# Short problem:
All of the records below should be output exactly.

BEGIN Entries

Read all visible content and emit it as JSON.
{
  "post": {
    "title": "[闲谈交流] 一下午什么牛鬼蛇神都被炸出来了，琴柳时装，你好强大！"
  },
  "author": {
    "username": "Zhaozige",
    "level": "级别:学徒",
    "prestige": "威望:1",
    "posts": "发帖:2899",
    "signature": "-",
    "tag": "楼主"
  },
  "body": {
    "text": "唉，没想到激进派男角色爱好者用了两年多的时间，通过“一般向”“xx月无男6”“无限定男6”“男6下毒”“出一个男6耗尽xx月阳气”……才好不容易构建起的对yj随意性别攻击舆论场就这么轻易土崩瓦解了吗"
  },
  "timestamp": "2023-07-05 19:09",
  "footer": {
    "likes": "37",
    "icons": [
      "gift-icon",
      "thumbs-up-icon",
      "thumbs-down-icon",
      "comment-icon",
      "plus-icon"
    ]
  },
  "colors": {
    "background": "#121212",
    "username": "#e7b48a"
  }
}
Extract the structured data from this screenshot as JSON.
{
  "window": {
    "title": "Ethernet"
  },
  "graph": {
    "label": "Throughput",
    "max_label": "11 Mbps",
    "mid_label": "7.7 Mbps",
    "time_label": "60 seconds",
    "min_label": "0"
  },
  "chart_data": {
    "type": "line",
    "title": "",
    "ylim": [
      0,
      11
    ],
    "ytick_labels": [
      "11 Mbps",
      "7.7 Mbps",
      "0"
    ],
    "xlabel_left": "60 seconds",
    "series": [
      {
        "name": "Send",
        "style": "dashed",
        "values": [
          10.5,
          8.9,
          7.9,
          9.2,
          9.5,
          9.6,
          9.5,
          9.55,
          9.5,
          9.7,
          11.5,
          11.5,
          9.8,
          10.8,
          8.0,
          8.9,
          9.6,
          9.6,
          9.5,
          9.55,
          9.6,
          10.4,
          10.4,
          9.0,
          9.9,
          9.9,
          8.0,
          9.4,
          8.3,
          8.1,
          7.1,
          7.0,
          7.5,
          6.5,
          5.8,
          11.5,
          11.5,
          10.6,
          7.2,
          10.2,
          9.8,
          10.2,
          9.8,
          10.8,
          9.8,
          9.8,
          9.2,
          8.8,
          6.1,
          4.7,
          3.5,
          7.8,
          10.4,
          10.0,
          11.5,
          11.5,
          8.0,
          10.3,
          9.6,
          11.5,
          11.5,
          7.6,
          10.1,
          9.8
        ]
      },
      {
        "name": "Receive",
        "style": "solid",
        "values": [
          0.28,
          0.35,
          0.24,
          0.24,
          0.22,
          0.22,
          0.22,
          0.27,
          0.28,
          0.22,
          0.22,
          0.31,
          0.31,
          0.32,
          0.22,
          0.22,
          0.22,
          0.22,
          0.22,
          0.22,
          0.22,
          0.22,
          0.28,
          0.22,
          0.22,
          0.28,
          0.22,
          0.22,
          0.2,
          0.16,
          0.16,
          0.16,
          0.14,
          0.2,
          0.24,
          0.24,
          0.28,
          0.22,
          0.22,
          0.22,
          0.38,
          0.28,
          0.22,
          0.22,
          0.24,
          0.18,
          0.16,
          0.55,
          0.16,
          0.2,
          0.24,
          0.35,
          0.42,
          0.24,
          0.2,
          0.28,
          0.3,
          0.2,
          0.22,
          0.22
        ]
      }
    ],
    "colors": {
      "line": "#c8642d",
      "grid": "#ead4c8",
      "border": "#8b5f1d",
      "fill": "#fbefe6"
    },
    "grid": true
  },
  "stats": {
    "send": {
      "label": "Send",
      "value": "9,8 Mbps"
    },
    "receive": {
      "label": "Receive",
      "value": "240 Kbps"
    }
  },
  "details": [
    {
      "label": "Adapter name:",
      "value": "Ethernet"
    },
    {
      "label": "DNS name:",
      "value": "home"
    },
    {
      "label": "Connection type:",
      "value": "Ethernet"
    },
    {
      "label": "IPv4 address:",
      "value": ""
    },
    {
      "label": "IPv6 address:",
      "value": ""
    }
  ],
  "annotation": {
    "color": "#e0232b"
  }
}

END Entries

# Result of this exercise:
Read all visible content and emit it as JSON.
{
  "post": {
    "title": "[闲谈交流] 一下午什么牛鬼蛇神都被炸出来了，琴柳时装，你好强大！"
  },
  "author": {
    "username": "Zhaozige",
    "level": "级别:学徒",
    "prestige": "威望:1",
    "posts": "发帖:2899",
    "signature": "-",
    "tag": "楼主"
  },
  "body": {
    "text": "唉，没想到激进派男角色爱好者用了两年多的时间，通过“一般向”“xx月无男6”“无限定男6”“男6下毒”“出一个男6耗尽xx月阳气”……才好不容易构建起的对yj随意性别攻击舆论场就这么轻易土崩瓦解了吗"
  },
  "timestamp": "2023-07-05 19:09",
  "footer": {
    "likes": "37",
    "icons": [
      "gift-icon",
      "thumbs-up-icon",
      "thumbs-down-icon",
      "comment-icon",
      "plus-icon"
    ]
  },
  "colors": {
    "background": "#121212",
    "username": "#e7b48a"
  }
}
Extract the structured data from this screenshot as JSON.
{
  "window": {
    "title": "Ethernet"
  },
  "graph": {
    "label": "Throughput",
    "max_label": "11 Mbps",
    "mid_label": "7.7 Mbps",
    "time_label": "60 seconds",
    "min_label": "0"
  },
  "chart_data": {
    "type": "line",
    "title": "",
    "ylim": [
      0,
      11
    ],
    "ytick_labels": [
      "11 Mbps",
      "7.7 Mbps",
      "0"
    ],
    "xlabel_left": "60 seconds",
    "series": [
      {
        "name": "Send",
        "style": "dashed",
        "values": [
          10.5,
          8.9,
          7.9,
          9.2,
          9.5,
          9.6,
          9.5,
          9.55,
          9.5,
          9.7,
          11.5,
          11.5,
          9.8,
          10.8,
          8.0,
          8.9,
          9.6,
          9.6,
          9.5,
          9.55,
          9.6,
          10.4,
          10.4,
          9.0,
          9.9,
          9.9,
          8.0,
          9.4,
          8.3,
          8.1,
          7.1,
          7.0,
          7.5,
          6.5,
          5.8,
          11.5,
          11.5,
          10.6,
          7.2,
          10.2,
          9.8,
          10.2,
          9.8,
          10.8,
          9.8,
          9.8,
          9.2,
          8.8,
          6.1,
          4.7,
          3.5,
          7.8,
          10.4,
          10.0,
          11.5,
          11.5,
          8.0,
          10.3,
          9.6,
          11.5,
          11.5,
          7.6,
          10.1,
          9.8
        ]
      },
      {
        "name": "Receive",
        "style": "solid",
        "values": [
          0.28,
          0.35,
          0.24,
          0.24,
          0.22,
          0.22,
          0.22,
          0.27,
          0.28,
          0.22,
          0.22,
          0.31,
          0.31,
          0.32,
          0.22,
          0.22,
          0.22,
          0.22,
          0.22,
          0.22,
          0.22,
          0.22,
          0.28,
          0.22,
          0.22,
          0.28,
          0.22,
          0.22,
          0.2,
          0.16,
          0.16,
          0.16,
          0.14,
          0.2,
          0.24,
          0.24,
          0.28,
          0.22,
          0.22,
          0.22,
          0.38,
          0.28,
          0.22,
          0.22,
          0.24,
          0.18,
          0.16,
          0.55,
          0.16,
          0.2,
          0.24,
          0.35,
          0.42,
          0.24,
          0.2,
          0.28,
          0.3,
          0.2,
          0.22,
          0.22
        ]
      }
    ],
    "colors": {
      "line": "#c8642d",
      "grid": "#ead4c8",
      "border": "#8b5f1d",
      "fill": "#fbefe6"
    },
    "grid": true
  },
  "stats": {
    "send": {
      "label": "Send",
      "value": "9,8 Mbps"
    },
    "receive": {
      "label": "Receive",
      "value": "240 Kbps"
    }
  },
  "details": [
    {
      "label": "Adapter name:",
      "value": "Ethernet"
    },
    {
      "label": "DNS name:",
      "value": "home"
    },
    {
      "label": "Connection type:",
      "value": "Ethernet"
    },
    {
      "label": "IPv4 address:",
      "value": ""
    },
    {
      "label": "IPv6 address:",
      "value": ""
    }
  ],
  "annotation": {
    "color": "#e0232b"
  }
}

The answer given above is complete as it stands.